## Provided material
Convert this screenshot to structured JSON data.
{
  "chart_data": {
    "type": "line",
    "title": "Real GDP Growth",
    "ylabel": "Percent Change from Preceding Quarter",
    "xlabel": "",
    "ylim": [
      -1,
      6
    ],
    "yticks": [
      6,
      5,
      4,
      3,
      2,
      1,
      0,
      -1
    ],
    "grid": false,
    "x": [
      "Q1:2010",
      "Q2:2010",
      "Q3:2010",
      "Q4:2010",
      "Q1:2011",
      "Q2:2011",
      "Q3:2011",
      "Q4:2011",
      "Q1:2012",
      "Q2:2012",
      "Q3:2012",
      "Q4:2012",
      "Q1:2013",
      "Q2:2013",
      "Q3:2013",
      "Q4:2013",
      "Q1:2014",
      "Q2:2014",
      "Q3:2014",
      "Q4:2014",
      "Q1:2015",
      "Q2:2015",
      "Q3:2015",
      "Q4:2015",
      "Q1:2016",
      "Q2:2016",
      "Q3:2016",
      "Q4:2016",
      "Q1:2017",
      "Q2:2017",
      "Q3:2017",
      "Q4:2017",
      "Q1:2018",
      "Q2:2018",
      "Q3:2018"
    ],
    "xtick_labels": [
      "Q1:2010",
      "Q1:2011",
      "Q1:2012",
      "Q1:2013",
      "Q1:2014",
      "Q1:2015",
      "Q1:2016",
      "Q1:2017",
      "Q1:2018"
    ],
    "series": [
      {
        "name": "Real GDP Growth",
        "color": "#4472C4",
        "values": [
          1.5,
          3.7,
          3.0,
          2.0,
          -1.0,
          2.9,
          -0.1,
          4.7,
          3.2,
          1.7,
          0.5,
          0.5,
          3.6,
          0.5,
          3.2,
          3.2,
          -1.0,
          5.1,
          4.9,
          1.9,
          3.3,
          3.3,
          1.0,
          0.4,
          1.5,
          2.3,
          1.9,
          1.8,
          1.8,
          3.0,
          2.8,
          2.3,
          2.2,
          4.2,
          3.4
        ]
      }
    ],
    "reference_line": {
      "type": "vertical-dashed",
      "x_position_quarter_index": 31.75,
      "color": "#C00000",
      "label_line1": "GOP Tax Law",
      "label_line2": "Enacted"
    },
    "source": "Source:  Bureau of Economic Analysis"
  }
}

## What the exercise asks
Every entry must be output again, exactly as written above.

## Exercise answer
Convert this screenshot to structured JSON data.
{
  "chart_data": {
    "type": "line",
    "title": "Real GDP Growth",
    "ylabel": "Percent Change from Preceding Quarter",
    "xlabel": "",
    "ylim": [
      -1,
      6
    ],
    "yticks": [
      6,
      5,
      4,
      3,
      2,
      1,
      0,
      -1
    ],
    "grid": false,
    "x": [
      "Q1:2010",
      "Q2:2010",
      "Q3:2010",
      "Q4:2010",
      "Q1:2011",
      "Q2:2011",
      "Q3:2011",
      "Q4:2011",
      "Q1:2012",
      "Q2:2012",
      "Q3:2012",
      "Q4:2012",
      "Q1:2013",
      "Q2:2013",
      "Q3:2013",
      "Q4:2013",
      "Q1:2014",
      "Q2:2014",
      "Q3:2014",
      "Q4:2014",
      "Q1:2015",
      "Q2:2015",
      "Q3:2015",
      "Q4:2015",
      "Q1:2016",
      "Q2:2016",
      "Q3:2016",
      "Q4:2016",
      "Q1:2017",
      "Q2:2017",
      "Q3:2017",
      "Q4:2017",
      "Q1:2018",
      "Q2:2018",
      "Q3:2018"
    ],
    "xtick_labels": [
      "Q1:2010",
      "Q1:2011",
      "Q1:2012",
      "Q1:2013",
      "Q1:2014",
      "Q1:2015",
      "Q1:2016",
      "Q1:2017",
      "Q1:2018"
    ],
    "series": [
      {
        "name": "Real GDP Growth",
        "color": "#4472C4",
        "values": [
          1.5,
          3.7,
          3.0,
          2.0,
          -1.0,
          2.9,
          -0.1,
          4.7,
          3.2,
          1.7,
          0.5,
          0.5,
          3.6,
          0.5,
          3.2,
          3.2,
          -1.0,
          5.1,
          4.9,
          1.9,
          3.3,
          3.3,
          1.0,
          0.4,
          1.5,
          2.3,
          1.9,
          1.8,
          1.8,
          3.0,
          2.8,
          2.3,
          2.2,
          4.2,
          3.4
        ]
      }
    ],
    "reference_line": {
      "type": "vertical-dashed",
      "x_position_quarter_index": 31.75,
      "color": "#C00000",
      "label_line1": "GOP Tax Law",
      "label_line2": "Enacted"
    },
    "source": "Source:  Bureau of Economic Analysis"
  }
}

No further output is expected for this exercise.